WORK TO BE COMPLETED:
The records underneath are to be repeated exactly, with the pictures left out.

BEGIN GIVEN DATA

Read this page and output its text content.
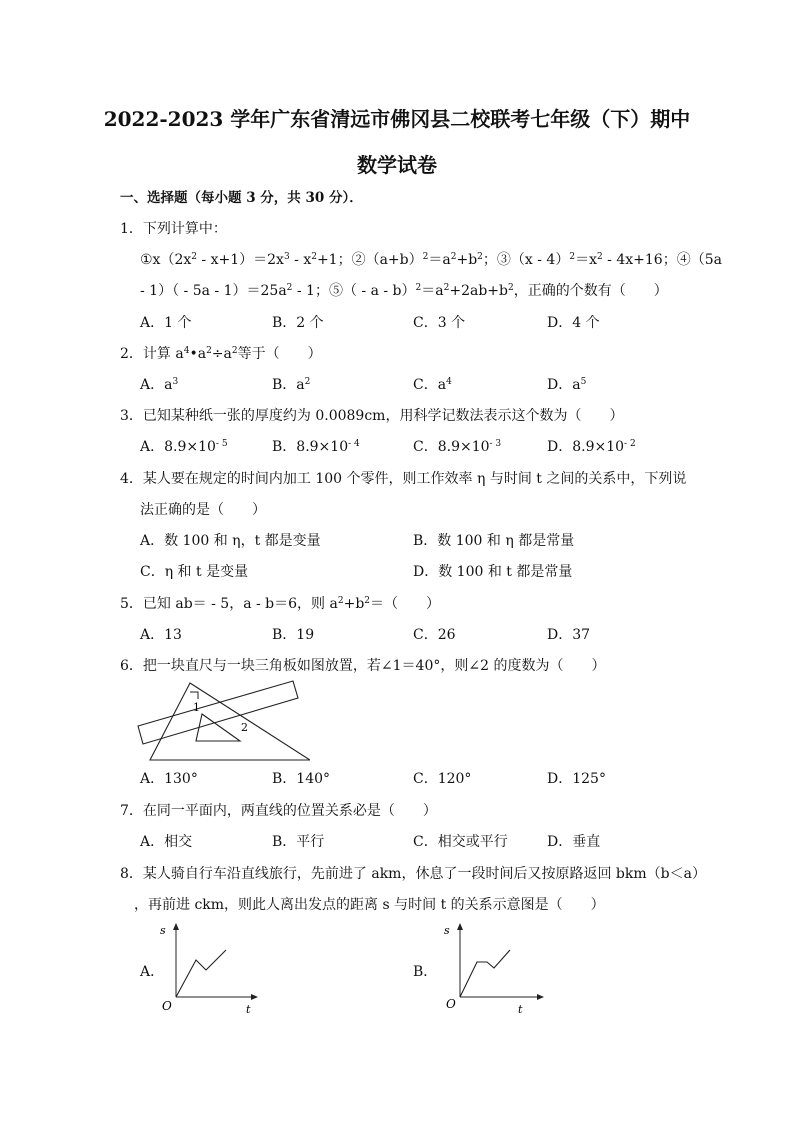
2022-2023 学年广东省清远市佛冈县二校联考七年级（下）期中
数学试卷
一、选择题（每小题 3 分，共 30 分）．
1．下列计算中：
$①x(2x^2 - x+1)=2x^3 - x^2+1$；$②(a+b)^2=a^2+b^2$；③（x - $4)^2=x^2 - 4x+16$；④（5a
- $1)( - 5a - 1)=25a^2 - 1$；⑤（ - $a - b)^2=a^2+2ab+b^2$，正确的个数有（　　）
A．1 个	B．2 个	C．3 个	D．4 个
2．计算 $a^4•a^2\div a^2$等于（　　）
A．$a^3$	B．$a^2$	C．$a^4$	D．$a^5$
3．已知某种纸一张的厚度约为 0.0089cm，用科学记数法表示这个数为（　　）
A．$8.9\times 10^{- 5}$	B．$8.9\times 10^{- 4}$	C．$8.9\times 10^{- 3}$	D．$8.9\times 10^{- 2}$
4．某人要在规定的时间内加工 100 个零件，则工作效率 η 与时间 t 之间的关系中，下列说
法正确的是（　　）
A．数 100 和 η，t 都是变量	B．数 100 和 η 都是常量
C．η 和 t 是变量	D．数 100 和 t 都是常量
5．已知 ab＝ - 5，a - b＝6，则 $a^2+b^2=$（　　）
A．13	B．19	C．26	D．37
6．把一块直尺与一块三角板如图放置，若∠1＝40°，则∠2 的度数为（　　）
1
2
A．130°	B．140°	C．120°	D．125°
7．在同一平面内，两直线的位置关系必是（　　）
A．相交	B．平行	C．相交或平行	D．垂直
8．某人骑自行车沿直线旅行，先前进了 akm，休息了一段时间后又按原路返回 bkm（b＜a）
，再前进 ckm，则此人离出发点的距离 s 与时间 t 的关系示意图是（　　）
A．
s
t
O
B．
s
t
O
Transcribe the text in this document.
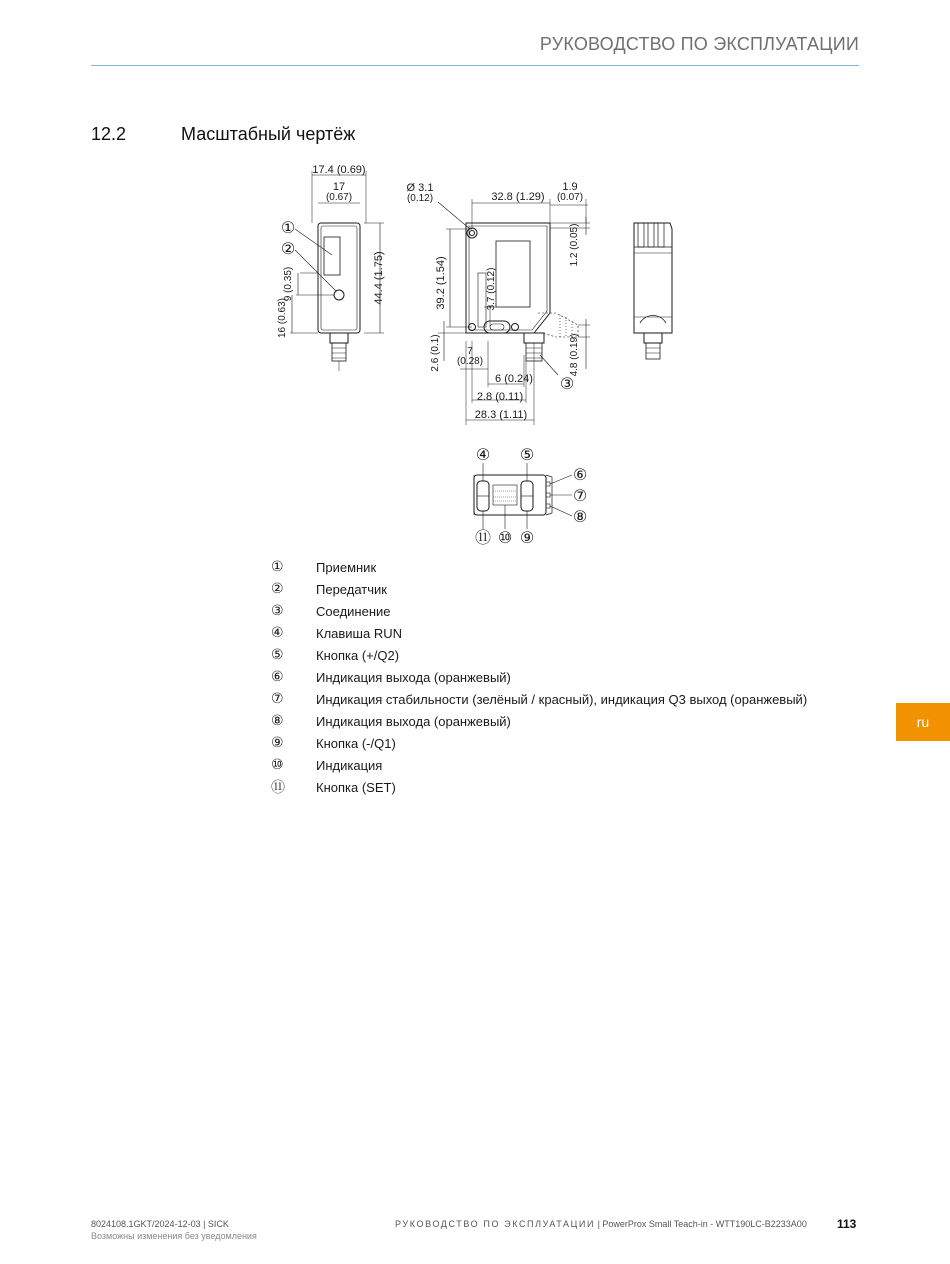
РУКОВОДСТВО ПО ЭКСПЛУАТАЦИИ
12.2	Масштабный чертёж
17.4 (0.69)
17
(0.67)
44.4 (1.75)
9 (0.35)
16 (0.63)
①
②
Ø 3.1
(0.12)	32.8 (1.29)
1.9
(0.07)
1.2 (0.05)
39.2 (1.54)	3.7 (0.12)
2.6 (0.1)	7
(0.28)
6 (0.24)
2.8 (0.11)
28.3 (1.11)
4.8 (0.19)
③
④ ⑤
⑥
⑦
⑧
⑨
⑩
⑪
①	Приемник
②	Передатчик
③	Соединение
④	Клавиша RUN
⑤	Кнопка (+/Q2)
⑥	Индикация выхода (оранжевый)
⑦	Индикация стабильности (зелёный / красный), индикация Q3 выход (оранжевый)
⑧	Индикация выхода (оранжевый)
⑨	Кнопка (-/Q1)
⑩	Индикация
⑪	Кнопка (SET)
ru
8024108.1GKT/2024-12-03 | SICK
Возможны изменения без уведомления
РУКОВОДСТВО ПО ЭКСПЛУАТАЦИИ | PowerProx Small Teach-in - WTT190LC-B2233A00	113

END GIVEN DATA

SOLUTION TO THIS TASK:
Read this page and output its text content.
2022-2023 学年广东省清远市佛冈县二校联考七年级（下）期中
数学试卷
一、选择题（每小题 3 分，共 30 分）．
1．下列计算中：
$①x(2x^2 - x+1)=2x^3 - x^2+1$；$②(a+b)^2=a^2+b^2$；③（x - $4)^2=x^2 - 4x+16$；④（5a
- $1)( - 5a - 1)=25a^2 - 1$；⑤（ - $a - b)^2=a^2+2ab+b^2$，正确的个数有（　　）
A．1 个	B．2 个	C．3 个	D．4 个
2．计算 $a^4•a^2\div a^2$等于（　　）
A．$a^3$	B．$a^2$	C．$a^4$	D．$a^5$
3．已知某种纸一张的厚度约为 0.0089cm，用科学记数法表示这个数为（　　）
A．$8.9\times 10^{- 5}$	B．$8.9\times 10^{- 4}$	C．$8.9\times 10^{- 3}$	D．$8.9\times 10^{- 2}$
4．某人要在规定的时间内加工 100 个零件，则工作效率 η 与时间 t 之间的关系中，下列说
法正确的是（　　）
A．数 100 和 η，t 都是变量	B．数 100 和 η 都是常量
C．η 和 t 是变量	D．数 100 和 t 都是常量
5．已知 ab＝ - 5，a - b＝6，则 $a^2+b^2=$（　　）
A．13	B．19	C．26	D．37
6．把一块直尺与一块三角板如图放置，若∠1＝40°，则∠2 的度数为（　　）
1
2
A．130°	B．140°	C．120°	D．125°
7．在同一平面内，两直线的位置关系必是（　　）
A．相交	B．平行	C．相交或平行	D．垂直
8．某人骑自行车沿直线旅行，先前进了 akm，休息了一段时间后又按原路返回 bkm（b＜a）
，再前进 ckm，则此人离出发点的距离 s 与时间 t 的关系示意图是（　　）
A．
s
t
O
B．
s
t
O
Transcribe the text in this document.
РУКОВОДСТВО ПО ЭКСПЛУАТАЦИИ
12.2	Масштабный чертёж
17.4 (0.69)
17
(0.67)
44.4 (1.75)
9 (0.35)
16 (0.63)
①
②
Ø 3.1
(0.12)	32.8 (1.29)
1.9
(0.07)
1.2 (0.05)
39.2 (1.54)	3.7 (0.12)
2.6 (0.1)	7
(0.28)
6 (0.24)
2.8 (0.11)
28.3 (1.11)
4.8 (0.19)
③
④ ⑤
⑥
⑦
⑧
⑨
⑩
⑪
①	Приемник
②	Передатчик
③	Соединение
④	Клавиша RUN
⑤	Кнопка (+/Q2)
⑥	Индикация выхода (оранжевый)
⑦	Индикация стабильности (зелёный / красный), индикация Q3 выход (оранжевый)
⑧	Индикация выхода (оранжевый)
⑨	Кнопка (-/Q1)
⑩	Индикация
⑪	Кнопка (SET)
ru
8024108.1GKT/2024-12-03 | SICK
Возможны изменения без уведомления
РУКОВОДСТВО ПО ЭКСПЛУАТАЦИИ | PowerProx Small Teach-in - WTT190LC-B2233A00	113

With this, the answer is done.